- PROBLEM STATEMENT: Locate all lines in the data below that hold "México" and show them.

- SOURCE MATERIAL:
....

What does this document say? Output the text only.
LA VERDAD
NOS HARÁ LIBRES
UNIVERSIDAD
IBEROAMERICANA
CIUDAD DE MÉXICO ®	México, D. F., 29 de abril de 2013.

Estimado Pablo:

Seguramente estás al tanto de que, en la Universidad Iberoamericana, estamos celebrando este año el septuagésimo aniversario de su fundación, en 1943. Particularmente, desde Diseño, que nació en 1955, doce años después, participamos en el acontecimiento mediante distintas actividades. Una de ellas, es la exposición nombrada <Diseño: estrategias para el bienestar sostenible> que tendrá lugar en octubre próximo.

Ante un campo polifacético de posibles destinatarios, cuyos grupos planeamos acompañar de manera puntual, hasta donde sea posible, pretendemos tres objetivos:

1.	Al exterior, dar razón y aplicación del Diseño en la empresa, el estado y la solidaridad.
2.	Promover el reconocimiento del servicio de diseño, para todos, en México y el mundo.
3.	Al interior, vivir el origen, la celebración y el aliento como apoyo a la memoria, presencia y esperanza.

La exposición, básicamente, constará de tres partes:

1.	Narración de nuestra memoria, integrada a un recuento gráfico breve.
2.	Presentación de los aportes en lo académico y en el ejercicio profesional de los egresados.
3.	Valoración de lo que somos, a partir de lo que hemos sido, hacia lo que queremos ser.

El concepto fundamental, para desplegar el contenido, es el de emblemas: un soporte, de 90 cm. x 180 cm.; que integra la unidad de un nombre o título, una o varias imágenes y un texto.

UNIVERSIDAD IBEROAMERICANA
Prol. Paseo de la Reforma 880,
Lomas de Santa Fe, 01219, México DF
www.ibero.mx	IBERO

....

- SOLUTION:
CIUDAD DE MÉXICO ®	México, D. F., 29 de abril de 2013.
2.	Promover el reconocimiento del servicio de diseño, para todos, en México y el mundo.
Lomas de Santa Fe, 01219, México DF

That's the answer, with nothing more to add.